▶ Written problem
Copy every line of the listing exactly.

— start —

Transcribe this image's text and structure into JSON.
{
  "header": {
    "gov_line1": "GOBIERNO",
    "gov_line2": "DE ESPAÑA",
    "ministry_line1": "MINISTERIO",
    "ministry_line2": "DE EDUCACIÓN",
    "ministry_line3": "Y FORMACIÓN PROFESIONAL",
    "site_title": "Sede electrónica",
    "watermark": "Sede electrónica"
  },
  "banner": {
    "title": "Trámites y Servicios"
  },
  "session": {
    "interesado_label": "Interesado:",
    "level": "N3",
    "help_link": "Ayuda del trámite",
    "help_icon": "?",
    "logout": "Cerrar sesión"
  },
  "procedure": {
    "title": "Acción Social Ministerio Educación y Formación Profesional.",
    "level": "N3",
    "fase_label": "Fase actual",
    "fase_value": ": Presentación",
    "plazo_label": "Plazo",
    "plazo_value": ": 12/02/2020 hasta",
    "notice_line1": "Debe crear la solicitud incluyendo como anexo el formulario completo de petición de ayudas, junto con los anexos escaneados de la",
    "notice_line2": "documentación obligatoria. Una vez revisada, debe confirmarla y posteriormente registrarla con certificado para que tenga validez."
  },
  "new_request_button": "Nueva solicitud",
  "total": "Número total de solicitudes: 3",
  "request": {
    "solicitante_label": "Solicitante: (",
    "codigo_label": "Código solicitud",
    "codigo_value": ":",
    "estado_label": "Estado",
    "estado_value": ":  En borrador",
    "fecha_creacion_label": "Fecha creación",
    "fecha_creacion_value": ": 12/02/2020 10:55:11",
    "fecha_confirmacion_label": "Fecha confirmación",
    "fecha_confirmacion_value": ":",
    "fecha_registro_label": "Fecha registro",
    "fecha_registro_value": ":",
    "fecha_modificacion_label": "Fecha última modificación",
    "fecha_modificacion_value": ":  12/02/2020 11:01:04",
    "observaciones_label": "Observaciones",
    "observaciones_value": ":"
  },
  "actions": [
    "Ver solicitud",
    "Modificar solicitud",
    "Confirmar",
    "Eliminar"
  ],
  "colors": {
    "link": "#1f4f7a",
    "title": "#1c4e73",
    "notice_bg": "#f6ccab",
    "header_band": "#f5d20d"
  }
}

— end —

▶ Answer to the problem
Transcribe this image's text and structure into JSON.
{
  "header": {
    "gov_line1": "GOBIERNO",
    "gov_line2": "DE ESPAÑA",
    "ministry_line1": "MINISTERIO",
    "ministry_line2": "DE EDUCACIÓN",
    "ministry_line3": "Y FORMACIÓN PROFESIONAL",
    "site_title": "Sede electrónica",
    "watermark": "Sede electrónica"
  },
  "banner": {
    "title": "Trámites y Servicios"
  },
  "session": {
    "interesado_label": "Interesado:",
    "level": "N3",
    "help_link": "Ayuda del trámite",
    "help_icon": "?",
    "logout": "Cerrar sesión"
  },
  "procedure": {
    "title": "Acción Social Ministerio Educación y Formación Profesional.",
    "level": "N3",
    "fase_label": "Fase actual",
    "fase_value": ": Presentación",
    "plazo_label": "Plazo",
    "plazo_value": ": 12/02/2020 hasta",
    "notice_line1": "Debe crear la solicitud incluyendo como anexo el formulario completo de petición de ayudas, junto con los anexos escaneados de la",
    "notice_line2": "documentación obligatoria. Una vez revisada, debe confirmarla y posteriormente registrarla con certificado para que tenga validez."
  },
  "new_request_button": "Nueva solicitud",
  "total": "Número total de solicitudes: 3",
  "request": {
    "solicitante_label": "Solicitante: (",
    "codigo_label": "Código solicitud",
    "codigo_value": ":",
    "estado_label": "Estado",
    "estado_value": ":  En borrador",
    "fecha_creacion_label": "Fecha creación",
    "fecha_creacion_value": ": 12/02/2020 10:55:11",
    "fecha_confirmacion_label": "Fecha confirmación",
    "fecha_confirmacion_value": ":",
    "fecha_registro_label": "Fecha registro",
    "fecha_registro_value": ":",
    "fecha_modificacion_label": "Fecha última modificación",
    "fecha_modificacion_value": ":  12/02/2020 11:01:04",
    "observaciones_label": "Observaciones",
    "observaciones_value": ":"
  },
  "actions": [
    "Ver solicitud",
    "Modificar solicitud",
    "Confirmar",
    "Eliminar"
  ],
  "colors": {
    "link": "#1f4f7a",
    "title": "#1c4e73",
    "notice_bg": "#f6ccab",
    "header_band": "#f5d20d"
  }
}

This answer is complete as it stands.